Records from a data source
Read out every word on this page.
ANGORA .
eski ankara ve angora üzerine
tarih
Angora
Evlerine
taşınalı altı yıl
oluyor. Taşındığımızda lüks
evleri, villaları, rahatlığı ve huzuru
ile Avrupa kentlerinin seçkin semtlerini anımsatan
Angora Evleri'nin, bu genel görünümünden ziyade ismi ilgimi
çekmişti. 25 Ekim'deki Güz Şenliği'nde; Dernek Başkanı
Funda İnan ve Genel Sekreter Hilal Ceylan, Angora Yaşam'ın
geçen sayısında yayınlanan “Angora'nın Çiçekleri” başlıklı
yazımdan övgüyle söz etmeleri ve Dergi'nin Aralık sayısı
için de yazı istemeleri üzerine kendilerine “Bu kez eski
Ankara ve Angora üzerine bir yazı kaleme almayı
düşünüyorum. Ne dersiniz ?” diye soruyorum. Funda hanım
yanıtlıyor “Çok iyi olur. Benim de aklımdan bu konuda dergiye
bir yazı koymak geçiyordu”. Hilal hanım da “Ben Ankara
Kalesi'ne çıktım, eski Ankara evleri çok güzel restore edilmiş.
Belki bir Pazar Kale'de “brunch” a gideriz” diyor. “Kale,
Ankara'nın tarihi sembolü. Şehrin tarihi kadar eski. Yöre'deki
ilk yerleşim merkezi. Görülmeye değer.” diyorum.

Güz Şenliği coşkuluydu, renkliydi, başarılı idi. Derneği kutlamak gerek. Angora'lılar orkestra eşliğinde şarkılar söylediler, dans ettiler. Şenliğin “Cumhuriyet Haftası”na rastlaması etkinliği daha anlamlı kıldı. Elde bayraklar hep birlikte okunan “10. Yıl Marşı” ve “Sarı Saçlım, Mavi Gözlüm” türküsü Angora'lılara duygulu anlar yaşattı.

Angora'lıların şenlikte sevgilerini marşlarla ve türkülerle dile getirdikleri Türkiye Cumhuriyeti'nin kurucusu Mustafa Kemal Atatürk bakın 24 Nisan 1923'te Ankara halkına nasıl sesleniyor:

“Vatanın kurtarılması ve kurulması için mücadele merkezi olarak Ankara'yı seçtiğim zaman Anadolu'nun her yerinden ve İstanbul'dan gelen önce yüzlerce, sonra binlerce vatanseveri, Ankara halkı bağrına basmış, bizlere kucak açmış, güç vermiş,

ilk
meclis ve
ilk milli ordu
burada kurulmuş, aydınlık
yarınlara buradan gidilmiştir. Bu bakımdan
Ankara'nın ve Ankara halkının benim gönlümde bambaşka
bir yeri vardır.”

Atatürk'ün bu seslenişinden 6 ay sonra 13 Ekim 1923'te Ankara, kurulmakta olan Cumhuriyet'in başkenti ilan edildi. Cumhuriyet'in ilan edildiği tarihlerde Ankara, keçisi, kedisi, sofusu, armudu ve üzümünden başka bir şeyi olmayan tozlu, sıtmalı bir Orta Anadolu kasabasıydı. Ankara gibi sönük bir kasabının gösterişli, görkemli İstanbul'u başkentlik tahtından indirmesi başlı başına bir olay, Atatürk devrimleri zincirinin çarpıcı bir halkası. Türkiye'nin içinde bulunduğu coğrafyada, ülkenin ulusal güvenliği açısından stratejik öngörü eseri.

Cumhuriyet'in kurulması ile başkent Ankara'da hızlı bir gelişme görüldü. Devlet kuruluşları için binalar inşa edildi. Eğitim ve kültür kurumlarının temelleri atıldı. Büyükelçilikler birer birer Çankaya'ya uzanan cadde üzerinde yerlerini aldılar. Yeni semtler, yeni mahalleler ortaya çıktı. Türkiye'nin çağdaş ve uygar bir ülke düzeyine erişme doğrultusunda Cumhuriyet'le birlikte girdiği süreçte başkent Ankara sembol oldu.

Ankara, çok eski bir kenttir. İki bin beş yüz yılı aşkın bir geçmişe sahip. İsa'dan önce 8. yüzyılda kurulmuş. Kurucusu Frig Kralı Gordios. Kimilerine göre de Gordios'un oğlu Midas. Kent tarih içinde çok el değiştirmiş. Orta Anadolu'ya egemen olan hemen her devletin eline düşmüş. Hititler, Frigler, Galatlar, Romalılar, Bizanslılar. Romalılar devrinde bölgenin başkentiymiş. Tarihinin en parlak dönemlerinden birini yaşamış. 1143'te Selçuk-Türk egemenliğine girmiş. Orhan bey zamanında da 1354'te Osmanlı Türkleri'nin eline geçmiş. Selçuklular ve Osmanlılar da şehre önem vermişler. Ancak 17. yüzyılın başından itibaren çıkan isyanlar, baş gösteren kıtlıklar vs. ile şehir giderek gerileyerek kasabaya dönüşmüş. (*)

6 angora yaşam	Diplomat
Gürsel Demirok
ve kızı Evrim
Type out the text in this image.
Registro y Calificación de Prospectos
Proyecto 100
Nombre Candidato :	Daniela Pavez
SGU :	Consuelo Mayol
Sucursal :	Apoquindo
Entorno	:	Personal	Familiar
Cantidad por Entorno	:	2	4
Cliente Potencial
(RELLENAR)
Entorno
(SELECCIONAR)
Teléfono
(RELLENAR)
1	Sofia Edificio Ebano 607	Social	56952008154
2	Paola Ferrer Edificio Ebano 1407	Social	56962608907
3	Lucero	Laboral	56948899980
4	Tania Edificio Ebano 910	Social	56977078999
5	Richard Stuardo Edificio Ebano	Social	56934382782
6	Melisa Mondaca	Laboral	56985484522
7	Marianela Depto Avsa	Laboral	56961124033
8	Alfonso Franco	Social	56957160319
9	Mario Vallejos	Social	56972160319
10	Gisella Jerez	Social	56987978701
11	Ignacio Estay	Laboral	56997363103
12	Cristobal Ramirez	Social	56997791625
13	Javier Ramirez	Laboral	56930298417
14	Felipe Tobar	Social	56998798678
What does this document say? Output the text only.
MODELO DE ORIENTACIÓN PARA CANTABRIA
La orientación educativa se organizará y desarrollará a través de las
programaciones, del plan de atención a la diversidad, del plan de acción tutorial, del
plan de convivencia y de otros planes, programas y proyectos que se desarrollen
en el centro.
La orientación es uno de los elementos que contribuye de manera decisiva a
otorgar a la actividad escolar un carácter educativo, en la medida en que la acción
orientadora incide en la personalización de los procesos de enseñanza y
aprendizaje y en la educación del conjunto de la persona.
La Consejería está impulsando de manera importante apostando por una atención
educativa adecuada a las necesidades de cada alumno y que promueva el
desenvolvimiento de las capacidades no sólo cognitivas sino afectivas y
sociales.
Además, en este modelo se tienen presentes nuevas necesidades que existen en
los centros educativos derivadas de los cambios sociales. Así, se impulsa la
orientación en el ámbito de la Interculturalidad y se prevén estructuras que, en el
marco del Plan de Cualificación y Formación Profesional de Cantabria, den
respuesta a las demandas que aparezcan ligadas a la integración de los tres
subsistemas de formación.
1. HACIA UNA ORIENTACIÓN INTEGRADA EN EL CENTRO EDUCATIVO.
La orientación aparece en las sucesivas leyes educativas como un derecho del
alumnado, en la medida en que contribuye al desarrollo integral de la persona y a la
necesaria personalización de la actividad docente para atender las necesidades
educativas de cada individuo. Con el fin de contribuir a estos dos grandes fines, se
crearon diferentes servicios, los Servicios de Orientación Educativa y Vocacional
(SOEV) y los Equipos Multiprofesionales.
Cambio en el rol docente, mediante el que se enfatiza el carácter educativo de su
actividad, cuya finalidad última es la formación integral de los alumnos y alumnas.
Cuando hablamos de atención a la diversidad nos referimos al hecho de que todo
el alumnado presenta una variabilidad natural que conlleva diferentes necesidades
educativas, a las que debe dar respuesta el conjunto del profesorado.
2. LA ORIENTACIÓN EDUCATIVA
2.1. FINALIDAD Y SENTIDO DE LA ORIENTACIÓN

What to work on> Extract all of the data shown above and repeat it verbatim.

Expected output>
Read out every word on this page.
ANGORA .
eski ankara ve angora üzerine
tarih
Angora
Evlerine
taşınalı altı yıl
oluyor. Taşındığımızda lüks
evleri, villaları, rahatlığı ve huzuru
ile Avrupa kentlerinin seçkin semtlerini anımsatan
Angora Evleri'nin, bu genel görünümünden ziyade ismi ilgimi
çekmişti. 25 Ekim'deki Güz Şenliği'nde; Dernek Başkanı
Funda İnan ve Genel Sekreter Hilal Ceylan, Angora Yaşam'ın
geçen sayısında yayınlanan “Angora'nın Çiçekleri” başlıklı
yazımdan övgüyle söz etmeleri ve Dergi'nin Aralık sayısı
için de yazı istemeleri üzerine kendilerine “Bu kez eski
Ankara ve Angora üzerine bir yazı kaleme almayı
düşünüyorum. Ne dersiniz ?” diye soruyorum. Funda hanım
yanıtlıyor “Çok iyi olur. Benim de aklımdan bu konuda dergiye
bir yazı koymak geçiyordu”. Hilal hanım da “Ben Ankara
Kalesi'ne çıktım, eski Ankara evleri çok güzel restore edilmiş.
Belki bir Pazar Kale'de “brunch” a gideriz” diyor. “Kale,
Ankara'nın tarihi sembolü. Şehrin tarihi kadar eski. Yöre'deki
ilk yerleşim merkezi. Görülmeye değer.” diyorum.

Güz Şenliği coşkuluydu, renkliydi, başarılı idi. Derneği kutlamak gerek. Angora'lılar orkestra eşliğinde şarkılar söylediler, dans ettiler. Şenliğin “Cumhuriyet Haftası”na rastlaması etkinliği daha anlamlı kıldı. Elde bayraklar hep birlikte okunan “10. Yıl Marşı” ve “Sarı Saçlım, Mavi Gözlüm” türküsü Angora'lılara duygulu anlar yaşattı.

Angora'lıların şenlikte sevgilerini marşlarla ve türkülerle dile getirdikleri Türkiye Cumhuriyeti'nin kurucusu Mustafa Kemal Atatürk bakın 24 Nisan 1923'te Ankara halkına nasıl sesleniyor:

“Vatanın kurtarılması ve kurulması için mücadele merkezi olarak Ankara'yı seçtiğim zaman Anadolu'nun her yerinden ve İstanbul'dan gelen önce yüzlerce, sonra binlerce vatanseveri, Ankara halkı bağrına basmış, bizlere kucak açmış, güç vermiş,

ilk
meclis ve
ilk milli ordu
burada kurulmuş, aydınlık
yarınlara buradan gidilmiştir. Bu bakımdan
Ankara'nın ve Ankara halkının benim gönlümde bambaşka
bir yeri vardır.”

Atatürk'ün bu seslenişinden 6 ay sonra 13 Ekim 1923'te Ankara, kurulmakta olan Cumhuriyet'in başkenti ilan edildi. Cumhuriyet'in ilan edildiği tarihlerde Ankara, keçisi, kedisi, sofusu, armudu ve üzümünden başka bir şeyi olmayan tozlu, sıtmalı bir Orta Anadolu kasabasıydı. Ankara gibi sönük bir kasabının gösterişli, görkemli İstanbul'u başkentlik tahtından indirmesi başlı başına bir olay, Atatürk devrimleri zincirinin çarpıcı bir halkası. Türkiye'nin içinde bulunduğu coğrafyada, ülkenin ulusal güvenliği açısından stratejik öngörü eseri.

Cumhuriyet'in kurulması ile başkent Ankara'da hızlı bir gelişme görüldü. Devlet kuruluşları için binalar inşa edildi. Eğitim ve kültür kurumlarının temelleri atıldı. Büyükelçilikler birer birer Çankaya'ya uzanan cadde üzerinde yerlerini aldılar. Yeni semtler, yeni mahalleler ortaya çıktı. Türkiye'nin çağdaş ve uygar bir ülke düzeyine erişme doğrultusunda Cumhuriyet'le birlikte girdiği süreçte başkent Ankara sembol oldu.

Ankara, çok eski bir kenttir. İki bin beş yüz yılı aşkın bir geçmişe sahip. İsa'dan önce 8. yüzyılda kurulmuş. Kurucusu Frig Kralı Gordios. Kimilerine göre de Gordios'un oğlu Midas. Kent tarih içinde çok el değiştirmiş. Orta Anadolu'ya egemen olan hemen her devletin eline düşmüş. Hititler, Frigler, Galatlar, Romalılar, Bizanslılar. Romalılar devrinde bölgenin başkentiymiş. Tarihinin en parlak dönemlerinden birini yaşamış. 1143'te Selçuk-Türk egemenliğine girmiş. Orhan bey zamanında da 1354'te Osmanlı Türkleri'nin eline geçmiş. Selçuklular ve Osmanlılar da şehre önem vermişler. Ancak 17. yüzyılın başından itibaren çıkan isyanlar, baş gösteren kıtlıklar vs. ile şehir giderek gerileyerek kasabaya dönüşmüş. (*)

6 angora yaşam	Diplomat
Gürsel Demirok
ve kızı Evrim
Type out the text in this image.
Registro y Calificación de Prospectos
Proyecto 100
Nombre Candidato :	Daniela Pavez
SGU :	Consuelo Mayol
Sucursal :	Apoquindo
Entorno	:	Personal	Familiar
Cantidad por Entorno	:	2	4
Cliente Potencial
(RELLENAR)
Entorno
(SELECCIONAR)
Teléfono
(RELLENAR)
1	Sofia Edificio Ebano 607	Social	56952008154
2	Paola Ferrer Edificio Ebano 1407	Social	56962608907
3	Lucero	Laboral	56948899980
4	Tania Edificio Ebano 910	Social	56977078999
5	Richard Stuardo Edificio Ebano	Social	56934382782
6	Melisa Mondaca	Laboral	56985484522
7	Marianela Depto Avsa	Laboral	56961124033
8	Alfonso Franco	Social	56957160319
9	Mario Vallejos	Social	56972160319
10	Gisella Jerez	Social	56987978701
11	Ignacio Estay	Laboral	56997363103
12	Cristobal Ramirez	Social	56997791625
13	Javier Ramirez	Laboral	56930298417
14	Felipe Tobar	Social	56998798678
What does this document say? Output the text only.
MODELO DE ORIENTACIÓN PARA CANTABRIA
La orientación educativa se organizará y desarrollará a través de las
programaciones, del plan de atención a la diversidad, del plan de acción tutorial, del
plan de convivencia y de otros planes, programas y proyectos que se desarrollen
en el centro.
La orientación es uno de los elementos que contribuye de manera decisiva a
otorgar a la actividad escolar un carácter educativo, en la medida en que la acción
orientadora incide en la personalización de los procesos de enseñanza y
aprendizaje y en la educación del conjunto de la persona.
La Consejería está impulsando de manera importante apostando por una atención
educativa adecuada a las necesidades de cada alumno y que promueva el
desenvolvimiento de las capacidades no sólo cognitivas sino afectivas y
sociales.
Además, en este modelo se tienen presentes nuevas necesidades que existen en
los centros educativos derivadas de los cambios sociales. Así, se impulsa la
orientación en el ámbito de la Interculturalidad y se prevén estructuras que, en el
marco del Plan de Cualificación y Formación Profesional de Cantabria, den
respuesta a las demandas que aparezcan ligadas a la integración de los tres
subsistemas de formación.
1. HACIA UNA ORIENTACIÓN INTEGRADA EN EL CENTRO EDUCATIVO.
La orientación aparece en las sucesivas leyes educativas como un derecho del
alumnado, en la medida en que contribuye al desarrollo integral de la persona y a la
necesaria personalización de la actividad docente para atender las necesidades
educativas de cada individuo. Con el fin de contribuir a estos dos grandes fines, se
crearon diferentes servicios, los Servicios de Orientación Educativa y Vocacional
(SOEV) y los Equipos Multiprofesionales.
Cambio en el rol docente, mediante el que se enfatiza el carácter educativo de su
actividad, cuya finalidad última es la formación integral de los alumnos y alumnas.
Cuando hablamos de atención a la diversidad nos referimos al hecho de que todo
el alumnado presenta una variabilidad natural que conlleva diferentes necesidades
educativas, a las que debe dar respuesta el conjunto del profesorado.
2. LA ORIENTACIÓN EDUCATIVA
2.1. FINALIDAD Y SENTIDO DE LA ORIENTACIÓN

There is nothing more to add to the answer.